DIRECTIONS FOR THIS TASK » Provide a single number: the count of lines containing the string "menginirimkan".

DATA TO PROCESS »
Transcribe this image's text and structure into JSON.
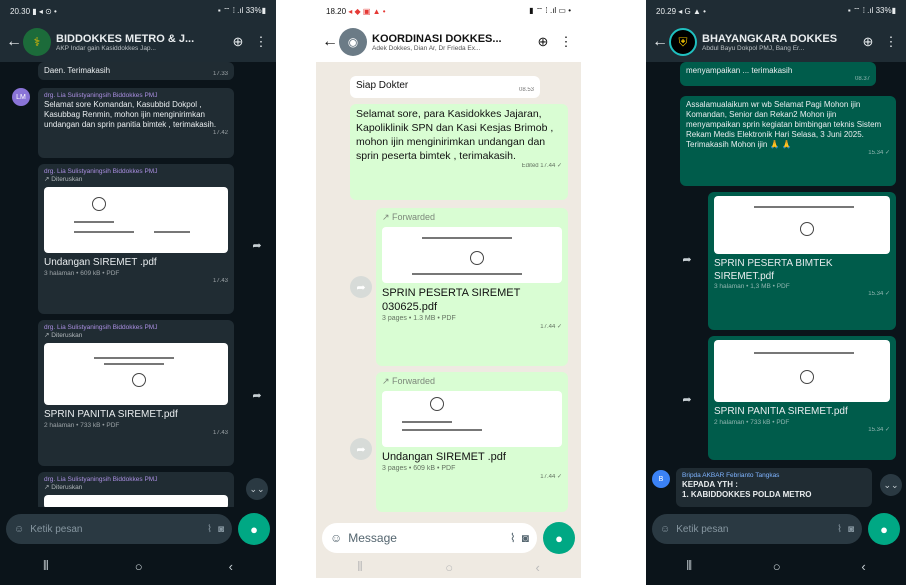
{
  "phone1": {
    "status_time": "20.30",
    "status_icons": "▮ ◂ ⊙ •",
    "status_right": "▪ ⌔ ⁞ .ıl 33%▮",
    "title": "BIDDOKKES METRO & J...",
    "subtitle": "AKP Indar gain Kasiddokkes Jap...",
    "top_snippet": "Daen. Terimakasih",
    "top_time": "17.33",
    "msg1_sender": "drg. Lia Sulistyaningsih Biddokkes PMJ",
    "msg1_text": "Selamat sore Komandan, Kasubbid Dokpol , Kasubbag Renmin, mohon ijin menginirimkan undangan dan sprin panitia bimtek , terimakasih.",
    "msg1_time": "17.42",
    "msg2_sender": "drg. Lia Sulistyaningsih Biddokkes PMJ",
    "msg2_fwd": "↗ Diteruskan",
    "msg2_file": "Undangan SIREMET .pdf",
    "msg2_meta": "3 halaman • 609 kB • PDF",
    "msg2_time": "17.43",
    "msg3_sender": "drg. Lia Sulistyaningsih Biddokkes PMJ",
    "msg3_fwd": "↗ Diteruskan",
    "msg3_file": "SPRIN PANITIA SIREMET.pdf",
    "msg3_meta": "2 halaman • 733 kB • PDF",
    "msg3_time": "17.43",
    "msg4_sender": "drg. Lia Sulistyaningsih Biddokkes PMJ",
    "msg4_fwd": "↗ Diteruskan",
    "input_placeholder": "Ketik pesan"
  },
  "phone2": {
    "status_time": "18.20",
    "status_right": "▮ ⌔ ⁞ .ıl ▭ •",
    "title": "KOORDINASI DOKKES...",
    "subtitle": "Adek Dokkes, Dian Ar, Dr Frieda Ex...",
    "msg0_text": "Siap Dokter",
    "msg0_time": "08.53",
    "msg1_text": "Selamat sore, para Kasidokkes Jajaran, Kapoliklinik SPN dan Kasi Kesjas Brimob , mohon ijin menginirimkan undangan dan sprin peserta bimtek , terimakasih.",
    "msg1_time": "Edited 17.44 ✓",
    "msg2_fwd": "↗ Forwarded",
    "msg2_file": "SPRIN PESERTA SIREMET 030625.pdf",
    "msg2_meta": "3 pages • 1.3 MB • PDF",
    "msg2_time": "17.44 ✓",
    "msg3_fwd": "↗ Forwarded",
    "msg3_file": "Undangan SIREMET .pdf",
    "msg3_meta": "3 pages • 609 kB • PDF",
    "msg3_time": "17.44 ✓",
    "input_placeholder": "Message"
  },
  "phone3": {
    "status_time": "20.29",
    "status_icons": "◂ G ▲ •",
    "status_right": "▪ ⌔ ⁞ .ıl 33%▮",
    "title": "BHAYANGKARA DOKKES",
    "subtitle": "Abdul Bayu Dokpol PMJ, Bang Er...",
    "top_snippet": "menyampaikan ... terimakasih",
    "top_time": "08.37",
    "msg1_text": "Assalamualaikum wr wb Selamat Pagi Mohon ijin Komandan, Senior dan Rekan2 Mohon ijin menyampaikan sprin kegiatan bimbingan teknis Sistem Rekam Medis Elektronik Hari Selasa, 3 Juni 2025. Terimakasih Mohon ijin 🙏 🙏",
    "msg1_time": "15.34 ✓",
    "msg2_file": "SPRIN PESERTA BIMTEK SIREMET.pdf",
    "msg2_meta": "3 halaman • 1,3 MB • PDF",
    "msg2_time": "15.34 ✓",
    "msg3_file": "SPRIN PANITIA SIREMET.pdf",
    "msg3_meta": "2 halaman • 733 kB • PDF",
    "msg3_time": "15.34 ✓",
    "msg4_sender": "Bripda AKBAR Febrianto Tangkas",
    "msg4_text": "KEPADA YTH :\n1. KABIDDOKKES POLDA METRO",
    "input_placeholder": "Ketik pesan"
  },
  "colors": {
    "accent": "#00a884",
    "out_dark": "#005c4b",
    "out_light": "#d9fdd3",
    "in_dark": "#202c33"
  },
  "icons": [
    "back-arrow-icon",
    "video-call-icon",
    "more-vert-icon",
    "share-forward-icon",
    "attach-icon",
    "camera-icon",
    "mic-icon",
    "sticker-icon",
    "nav-recents-icon",
    "nav-home-icon",
    "nav-back-icon"
  ]
}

RESPONSE BELOW » 2